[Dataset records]
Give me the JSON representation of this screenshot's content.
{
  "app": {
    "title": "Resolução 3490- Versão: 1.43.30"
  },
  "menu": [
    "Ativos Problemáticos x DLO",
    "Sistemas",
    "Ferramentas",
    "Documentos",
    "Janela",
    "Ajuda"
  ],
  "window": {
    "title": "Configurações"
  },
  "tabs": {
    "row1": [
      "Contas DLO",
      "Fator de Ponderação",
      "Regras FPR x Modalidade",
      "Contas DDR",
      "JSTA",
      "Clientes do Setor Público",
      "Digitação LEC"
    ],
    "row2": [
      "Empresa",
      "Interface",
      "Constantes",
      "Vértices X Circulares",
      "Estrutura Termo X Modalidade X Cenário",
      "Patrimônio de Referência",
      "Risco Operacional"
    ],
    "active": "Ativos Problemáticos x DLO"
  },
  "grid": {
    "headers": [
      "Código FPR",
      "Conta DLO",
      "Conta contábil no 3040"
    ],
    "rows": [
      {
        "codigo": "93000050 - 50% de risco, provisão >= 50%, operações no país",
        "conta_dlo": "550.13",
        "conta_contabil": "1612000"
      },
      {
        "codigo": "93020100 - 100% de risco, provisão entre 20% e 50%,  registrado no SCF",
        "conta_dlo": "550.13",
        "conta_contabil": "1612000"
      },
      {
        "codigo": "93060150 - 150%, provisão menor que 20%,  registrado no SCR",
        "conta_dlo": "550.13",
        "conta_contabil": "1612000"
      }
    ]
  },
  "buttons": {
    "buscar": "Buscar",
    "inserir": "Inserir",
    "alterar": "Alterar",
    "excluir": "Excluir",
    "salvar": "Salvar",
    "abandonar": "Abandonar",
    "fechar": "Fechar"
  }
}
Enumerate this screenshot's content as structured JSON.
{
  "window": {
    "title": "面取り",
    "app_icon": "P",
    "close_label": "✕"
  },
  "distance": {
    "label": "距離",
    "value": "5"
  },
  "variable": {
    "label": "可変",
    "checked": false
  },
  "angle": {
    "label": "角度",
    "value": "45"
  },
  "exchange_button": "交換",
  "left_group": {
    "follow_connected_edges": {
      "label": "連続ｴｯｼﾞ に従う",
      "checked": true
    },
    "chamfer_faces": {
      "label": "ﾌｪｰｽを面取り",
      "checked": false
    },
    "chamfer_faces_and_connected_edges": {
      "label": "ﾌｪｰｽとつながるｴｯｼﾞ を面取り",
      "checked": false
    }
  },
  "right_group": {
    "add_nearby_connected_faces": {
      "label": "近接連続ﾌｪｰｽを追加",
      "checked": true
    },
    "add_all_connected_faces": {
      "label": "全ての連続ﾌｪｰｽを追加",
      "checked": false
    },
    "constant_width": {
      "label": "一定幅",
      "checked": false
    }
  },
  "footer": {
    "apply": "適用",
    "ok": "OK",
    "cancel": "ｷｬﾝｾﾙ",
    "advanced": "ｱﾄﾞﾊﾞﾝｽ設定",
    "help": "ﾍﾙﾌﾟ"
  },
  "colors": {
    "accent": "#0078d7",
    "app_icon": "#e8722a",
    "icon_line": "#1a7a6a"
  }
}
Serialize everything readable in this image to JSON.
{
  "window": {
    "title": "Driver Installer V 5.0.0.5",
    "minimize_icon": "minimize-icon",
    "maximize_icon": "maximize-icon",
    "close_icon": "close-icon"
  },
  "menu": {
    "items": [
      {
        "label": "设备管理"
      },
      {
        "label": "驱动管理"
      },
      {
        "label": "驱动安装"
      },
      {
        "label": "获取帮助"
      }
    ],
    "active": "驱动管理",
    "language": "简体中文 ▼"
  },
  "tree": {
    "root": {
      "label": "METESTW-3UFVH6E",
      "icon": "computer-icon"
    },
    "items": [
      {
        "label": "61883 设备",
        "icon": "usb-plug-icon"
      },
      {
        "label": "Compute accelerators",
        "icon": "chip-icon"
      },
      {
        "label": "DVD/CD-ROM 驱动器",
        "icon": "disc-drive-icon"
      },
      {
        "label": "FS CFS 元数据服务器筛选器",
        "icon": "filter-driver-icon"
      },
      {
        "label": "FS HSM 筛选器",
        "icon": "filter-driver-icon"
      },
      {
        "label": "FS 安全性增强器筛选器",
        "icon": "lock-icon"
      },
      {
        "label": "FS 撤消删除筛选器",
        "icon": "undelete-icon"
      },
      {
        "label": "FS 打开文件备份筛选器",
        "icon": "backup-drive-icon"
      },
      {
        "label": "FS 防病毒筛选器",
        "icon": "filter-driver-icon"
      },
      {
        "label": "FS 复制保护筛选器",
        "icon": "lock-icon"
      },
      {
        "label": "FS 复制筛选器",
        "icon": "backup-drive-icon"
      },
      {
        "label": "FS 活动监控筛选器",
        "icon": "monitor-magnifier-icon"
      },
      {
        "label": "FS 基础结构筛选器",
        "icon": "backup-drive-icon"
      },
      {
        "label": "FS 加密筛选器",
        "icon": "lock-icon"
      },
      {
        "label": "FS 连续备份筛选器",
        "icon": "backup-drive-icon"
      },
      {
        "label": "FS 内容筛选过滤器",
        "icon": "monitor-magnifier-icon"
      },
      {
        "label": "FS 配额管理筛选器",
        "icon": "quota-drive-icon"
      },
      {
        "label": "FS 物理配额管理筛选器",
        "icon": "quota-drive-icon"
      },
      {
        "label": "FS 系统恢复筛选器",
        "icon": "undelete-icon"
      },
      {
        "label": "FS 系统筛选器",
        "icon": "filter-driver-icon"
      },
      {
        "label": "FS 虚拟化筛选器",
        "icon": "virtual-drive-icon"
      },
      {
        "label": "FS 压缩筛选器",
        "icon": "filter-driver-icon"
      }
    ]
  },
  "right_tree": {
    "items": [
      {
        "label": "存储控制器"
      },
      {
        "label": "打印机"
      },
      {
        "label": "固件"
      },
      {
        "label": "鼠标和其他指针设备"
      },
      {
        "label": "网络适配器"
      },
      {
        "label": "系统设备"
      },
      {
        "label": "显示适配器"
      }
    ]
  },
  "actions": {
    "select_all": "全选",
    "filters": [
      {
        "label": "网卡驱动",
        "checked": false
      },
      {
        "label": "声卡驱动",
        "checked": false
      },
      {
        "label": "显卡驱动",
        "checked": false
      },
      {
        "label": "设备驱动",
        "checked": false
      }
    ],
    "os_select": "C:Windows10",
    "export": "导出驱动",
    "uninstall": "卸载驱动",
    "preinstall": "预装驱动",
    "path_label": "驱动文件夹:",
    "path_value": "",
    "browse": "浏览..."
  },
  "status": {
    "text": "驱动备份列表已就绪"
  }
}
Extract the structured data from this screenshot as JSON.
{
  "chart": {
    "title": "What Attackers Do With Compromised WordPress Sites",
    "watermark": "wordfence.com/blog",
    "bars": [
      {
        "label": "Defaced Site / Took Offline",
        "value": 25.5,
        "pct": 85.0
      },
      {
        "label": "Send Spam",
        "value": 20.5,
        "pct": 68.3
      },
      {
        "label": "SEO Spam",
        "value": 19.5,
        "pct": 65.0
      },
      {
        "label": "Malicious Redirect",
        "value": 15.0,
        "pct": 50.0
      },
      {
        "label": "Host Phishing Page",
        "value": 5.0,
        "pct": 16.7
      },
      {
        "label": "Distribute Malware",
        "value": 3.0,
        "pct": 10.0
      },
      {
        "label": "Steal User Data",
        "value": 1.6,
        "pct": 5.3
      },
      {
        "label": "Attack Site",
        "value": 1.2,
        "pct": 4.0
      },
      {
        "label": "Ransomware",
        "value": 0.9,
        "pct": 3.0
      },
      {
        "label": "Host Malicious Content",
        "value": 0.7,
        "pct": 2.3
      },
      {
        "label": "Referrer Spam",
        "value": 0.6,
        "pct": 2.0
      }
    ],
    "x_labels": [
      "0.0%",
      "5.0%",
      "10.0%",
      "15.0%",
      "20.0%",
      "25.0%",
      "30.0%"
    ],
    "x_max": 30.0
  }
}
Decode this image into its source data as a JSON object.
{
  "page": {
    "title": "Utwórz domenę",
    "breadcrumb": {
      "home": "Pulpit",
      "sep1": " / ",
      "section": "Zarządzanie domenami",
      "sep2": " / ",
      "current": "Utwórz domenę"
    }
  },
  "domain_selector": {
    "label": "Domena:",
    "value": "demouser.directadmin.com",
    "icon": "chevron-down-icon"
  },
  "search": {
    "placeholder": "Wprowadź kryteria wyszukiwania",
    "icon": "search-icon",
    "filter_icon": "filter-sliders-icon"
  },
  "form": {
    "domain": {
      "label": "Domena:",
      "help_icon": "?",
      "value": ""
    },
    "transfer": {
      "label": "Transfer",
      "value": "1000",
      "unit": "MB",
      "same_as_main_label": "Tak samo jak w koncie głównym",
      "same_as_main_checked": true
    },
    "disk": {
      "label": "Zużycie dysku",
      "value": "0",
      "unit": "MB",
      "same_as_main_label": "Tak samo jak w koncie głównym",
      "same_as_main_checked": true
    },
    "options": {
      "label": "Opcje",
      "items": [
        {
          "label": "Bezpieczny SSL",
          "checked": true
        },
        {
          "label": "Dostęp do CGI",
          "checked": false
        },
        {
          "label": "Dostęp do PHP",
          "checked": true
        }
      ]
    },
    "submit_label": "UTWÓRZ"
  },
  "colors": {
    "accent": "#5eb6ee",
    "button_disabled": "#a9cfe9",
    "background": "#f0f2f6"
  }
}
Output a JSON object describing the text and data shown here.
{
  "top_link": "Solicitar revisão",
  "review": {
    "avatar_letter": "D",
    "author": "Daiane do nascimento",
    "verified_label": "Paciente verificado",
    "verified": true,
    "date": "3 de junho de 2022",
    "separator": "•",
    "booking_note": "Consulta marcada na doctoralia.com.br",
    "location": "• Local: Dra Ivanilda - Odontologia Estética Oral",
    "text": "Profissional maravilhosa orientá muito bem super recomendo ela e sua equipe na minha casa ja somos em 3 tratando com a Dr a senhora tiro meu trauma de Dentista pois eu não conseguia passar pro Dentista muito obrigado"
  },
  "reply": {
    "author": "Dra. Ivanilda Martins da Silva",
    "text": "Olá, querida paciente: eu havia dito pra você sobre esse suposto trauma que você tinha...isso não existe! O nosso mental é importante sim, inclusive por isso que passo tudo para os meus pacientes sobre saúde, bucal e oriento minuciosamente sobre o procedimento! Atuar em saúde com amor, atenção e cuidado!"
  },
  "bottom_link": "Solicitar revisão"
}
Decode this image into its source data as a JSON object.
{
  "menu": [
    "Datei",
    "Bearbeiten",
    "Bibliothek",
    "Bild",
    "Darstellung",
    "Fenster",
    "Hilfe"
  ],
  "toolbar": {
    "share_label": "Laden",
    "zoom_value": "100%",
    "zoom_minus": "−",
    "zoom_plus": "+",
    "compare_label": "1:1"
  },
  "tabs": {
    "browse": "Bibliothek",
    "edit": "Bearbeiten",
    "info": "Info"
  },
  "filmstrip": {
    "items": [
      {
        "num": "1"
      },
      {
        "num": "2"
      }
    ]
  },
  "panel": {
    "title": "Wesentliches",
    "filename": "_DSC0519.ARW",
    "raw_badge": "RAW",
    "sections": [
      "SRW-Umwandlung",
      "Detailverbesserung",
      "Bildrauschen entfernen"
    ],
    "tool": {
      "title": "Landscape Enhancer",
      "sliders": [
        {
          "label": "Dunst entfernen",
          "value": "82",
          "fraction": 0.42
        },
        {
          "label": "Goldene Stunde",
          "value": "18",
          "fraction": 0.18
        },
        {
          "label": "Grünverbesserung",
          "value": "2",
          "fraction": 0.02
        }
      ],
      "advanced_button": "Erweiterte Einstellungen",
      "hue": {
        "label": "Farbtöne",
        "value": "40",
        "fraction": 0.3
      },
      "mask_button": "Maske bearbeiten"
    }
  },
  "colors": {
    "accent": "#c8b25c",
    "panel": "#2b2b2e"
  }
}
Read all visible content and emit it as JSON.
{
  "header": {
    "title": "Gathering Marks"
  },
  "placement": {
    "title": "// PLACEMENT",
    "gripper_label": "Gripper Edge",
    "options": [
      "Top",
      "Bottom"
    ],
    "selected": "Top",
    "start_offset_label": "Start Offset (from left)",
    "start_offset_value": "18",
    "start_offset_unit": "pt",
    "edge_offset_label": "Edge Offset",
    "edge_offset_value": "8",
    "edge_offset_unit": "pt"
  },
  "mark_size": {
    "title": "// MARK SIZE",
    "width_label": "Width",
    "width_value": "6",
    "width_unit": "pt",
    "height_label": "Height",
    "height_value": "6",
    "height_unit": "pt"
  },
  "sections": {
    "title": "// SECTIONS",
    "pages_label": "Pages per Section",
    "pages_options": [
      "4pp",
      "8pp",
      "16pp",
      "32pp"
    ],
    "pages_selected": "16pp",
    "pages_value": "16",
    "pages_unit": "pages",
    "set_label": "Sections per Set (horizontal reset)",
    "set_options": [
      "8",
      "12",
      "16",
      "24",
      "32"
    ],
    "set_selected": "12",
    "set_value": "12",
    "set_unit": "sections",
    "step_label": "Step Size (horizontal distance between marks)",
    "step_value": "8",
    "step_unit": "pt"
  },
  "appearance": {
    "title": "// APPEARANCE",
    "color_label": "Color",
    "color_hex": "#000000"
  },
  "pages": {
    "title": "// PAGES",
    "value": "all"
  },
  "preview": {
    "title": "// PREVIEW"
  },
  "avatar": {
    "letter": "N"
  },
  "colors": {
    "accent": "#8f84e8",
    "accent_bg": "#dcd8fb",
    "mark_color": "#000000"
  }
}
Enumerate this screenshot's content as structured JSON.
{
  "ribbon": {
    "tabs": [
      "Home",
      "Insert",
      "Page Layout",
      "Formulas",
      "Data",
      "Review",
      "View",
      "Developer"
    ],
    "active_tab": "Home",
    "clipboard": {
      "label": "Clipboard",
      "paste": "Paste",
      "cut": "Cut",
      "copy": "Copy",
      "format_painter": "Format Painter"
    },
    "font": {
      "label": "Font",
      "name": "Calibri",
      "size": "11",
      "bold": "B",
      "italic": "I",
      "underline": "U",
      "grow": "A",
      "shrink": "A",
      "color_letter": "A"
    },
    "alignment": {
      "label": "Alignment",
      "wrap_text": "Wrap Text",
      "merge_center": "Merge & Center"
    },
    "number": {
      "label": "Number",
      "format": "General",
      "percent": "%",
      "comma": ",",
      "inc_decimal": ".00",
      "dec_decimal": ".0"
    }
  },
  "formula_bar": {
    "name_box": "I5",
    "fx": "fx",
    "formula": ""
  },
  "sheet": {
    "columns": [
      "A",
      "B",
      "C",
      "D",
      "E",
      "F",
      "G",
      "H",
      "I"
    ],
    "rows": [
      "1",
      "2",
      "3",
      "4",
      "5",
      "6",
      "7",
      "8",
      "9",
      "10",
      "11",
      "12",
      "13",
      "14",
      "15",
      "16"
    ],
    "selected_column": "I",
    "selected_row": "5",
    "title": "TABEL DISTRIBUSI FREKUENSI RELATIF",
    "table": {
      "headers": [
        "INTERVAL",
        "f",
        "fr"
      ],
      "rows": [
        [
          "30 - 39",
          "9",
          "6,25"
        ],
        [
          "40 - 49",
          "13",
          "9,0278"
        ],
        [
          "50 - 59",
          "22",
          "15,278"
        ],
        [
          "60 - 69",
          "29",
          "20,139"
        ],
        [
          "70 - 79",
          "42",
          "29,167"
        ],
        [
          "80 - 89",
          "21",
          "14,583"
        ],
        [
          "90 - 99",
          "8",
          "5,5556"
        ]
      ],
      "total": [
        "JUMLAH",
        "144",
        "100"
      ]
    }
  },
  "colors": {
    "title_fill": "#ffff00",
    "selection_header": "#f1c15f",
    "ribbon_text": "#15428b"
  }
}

▶ [Your task] Only the number is wanted: how many lines above include the word "domenę"?

▶ [The reply] 2